BRIEF:
Return every line below as is, leaving out the pictures.
━━━━
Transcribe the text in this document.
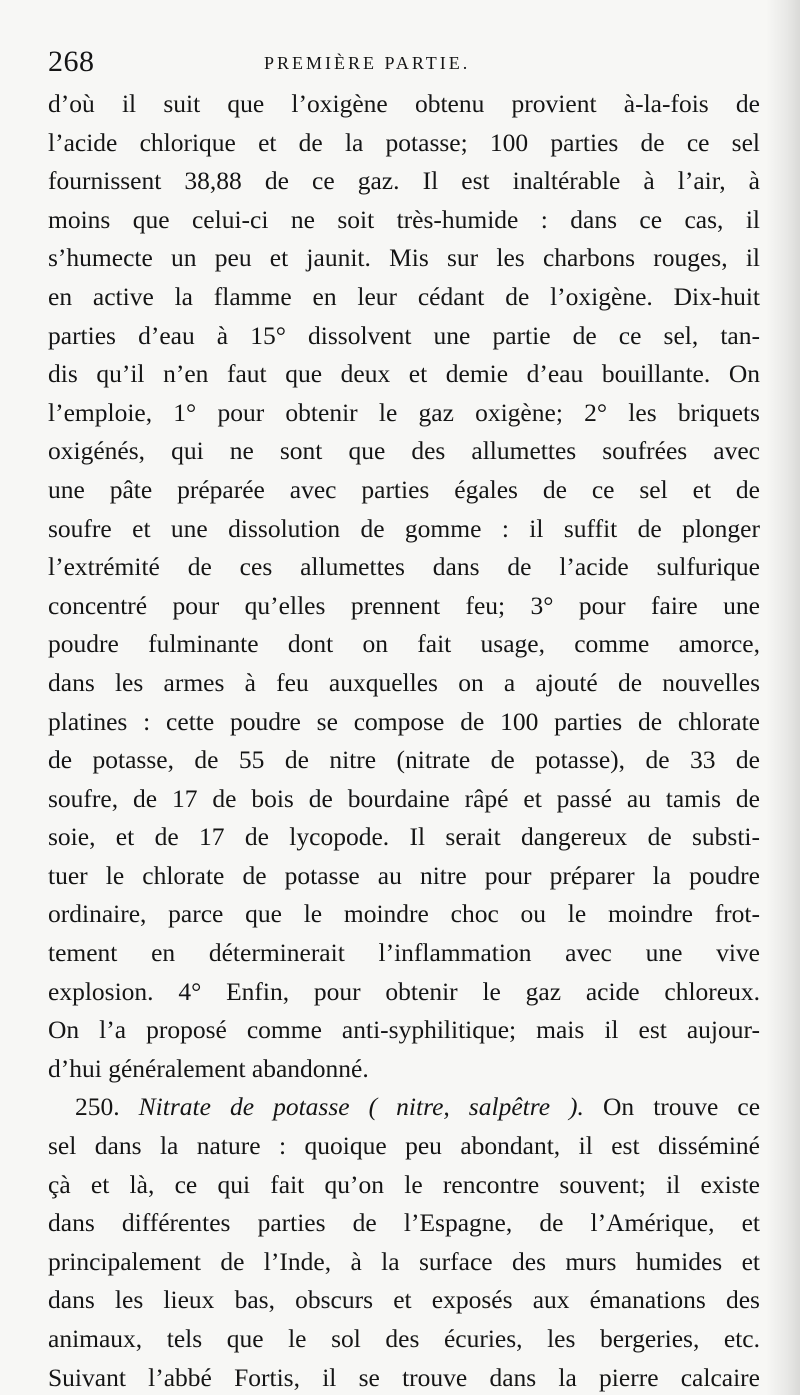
268	PREMIÈRE PARTIE.
d’où il suit que l’oxigène obtenu provient à-la-fois de
l’acide chlorique et de la potasse; 100 parties de ce sel
fournissent 38,88 de ce gaz. Il est inaltérable à l’air, à
moins que celui-ci ne soit très-humide : dans ce cas, il
s’humecte un peu et jaunit. Mis sur les charbons rouges, il
en active la flamme en leur cédant de l’oxigène. Dix-huit
parties d’eau à 15° dissolvent une partie de ce sel, tan-
dis qu’il n’en faut que deux et demie d’eau bouillante. On
l’emploie, 1° pour obtenir le gaz oxigène; 2° les briquets
oxigénés, qui ne sont que des allumettes soufrées avec
une pâte préparée avec parties égales de ce sel et de
soufre et une dissolution de gomme : il suffit de plonger
l’extrémité de ces allumettes dans de l’acide sulfurique
concentré pour qu’elles prennent feu; 3° pour faire une
poudre fulminante dont on fait usage, comme amorce,
dans les armes à feu auxquelles on a ajouté de nouvelles
platines : cette poudre se compose de 100 parties de chlorate
de potasse, de 55 de nitre (nitrate de potasse), de 33 de
soufre, de 17 de bois de bourdaine râpé et passé au tamis de
soie, et de 17 de lycopode. Il serait dangereux de substi-
tuer le chlorate de potasse au nitre pour préparer la poudre
ordinaire, parce que le moindre choc ou le moindre frot-
tement en déterminerait l’inflammation avec une vive
explosion. 4° Enfin, pour obtenir le gaz acide chloreux.
On l’a proposé comme anti-syphilitique; mais il est aujour-
d’hui généralement abandonné.
250. Nitrate de potasse ( nitre, salpêtre ). On trouve ce
sel dans la nature : quoique peu abondant, il est disséminé
çà et là, ce qui fait qu’on le rencontre souvent; il existe
dans différentes parties de l’Espagne, de l’Amérique, et
principalement de l’Inde, à la surface des murs humides et
dans les lieux bas, obscurs et exposés aux émanations des
animaux, tels que le sol des écuries, les bergeries, etc.
Suivant l’abbé Fortis, il se trouve dans la pierre calcaire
━━━━
WRITTEN REPLY:
Transcribe the text in this document.
268	PREMIÈRE PARTIE.
d’où il suit que l’oxigène obtenu provient à-la-fois de
l’acide chlorique et de la potasse; 100 parties de ce sel
fournissent 38,88 de ce gaz. Il est inaltérable à l’air, à
moins que celui-ci ne soit très-humide : dans ce cas, il
s’humecte un peu et jaunit. Mis sur les charbons rouges, il
en active la flamme en leur cédant de l’oxigène. Dix-huit
parties d’eau à 15° dissolvent une partie de ce sel, tan-
dis qu’il n’en faut que deux et demie d’eau bouillante. On
l’emploie, 1° pour obtenir le gaz oxigène; 2° les briquets
oxigénés, qui ne sont que des allumettes soufrées avec
une pâte préparée avec parties égales de ce sel et de
soufre et une dissolution de gomme : il suffit de plonger
l’extrémité de ces allumettes dans de l’acide sulfurique
concentré pour qu’elles prennent feu; 3° pour faire une
poudre fulminante dont on fait usage, comme amorce,
dans les armes à feu auxquelles on a ajouté de nouvelles
platines : cette poudre se compose de 100 parties de chlorate
de potasse, de 55 de nitre (nitrate de potasse), de 33 de
soufre, de 17 de bois de bourdaine râpé et passé au tamis de
soie, et de 17 de lycopode. Il serait dangereux de substi-
tuer le chlorate de potasse au nitre pour préparer la poudre
ordinaire, parce que le moindre choc ou le moindre frot-
tement en déterminerait l’inflammation avec une vive
explosion. 4° Enfin, pour obtenir le gaz acide chloreux.
On l’a proposé comme anti-syphilitique; mais il est aujour-
d’hui généralement abandonné.
250. Nitrate de potasse ( nitre, salpêtre ). On trouve ce
sel dans la nature : quoique peu abondant, il est disséminé
çà et là, ce qui fait qu’on le rencontre souvent; il existe
dans différentes parties de l’Espagne, de l’Amérique, et
principalement de l’Inde, à la surface des murs humides et
dans les lieux bas, obscurs et exposés aux émanations des
animaux, tels que le sol des écuries, les bergeries, etc.
Suivant l’abbé Fortis, il se trouve dans la pierre calcaire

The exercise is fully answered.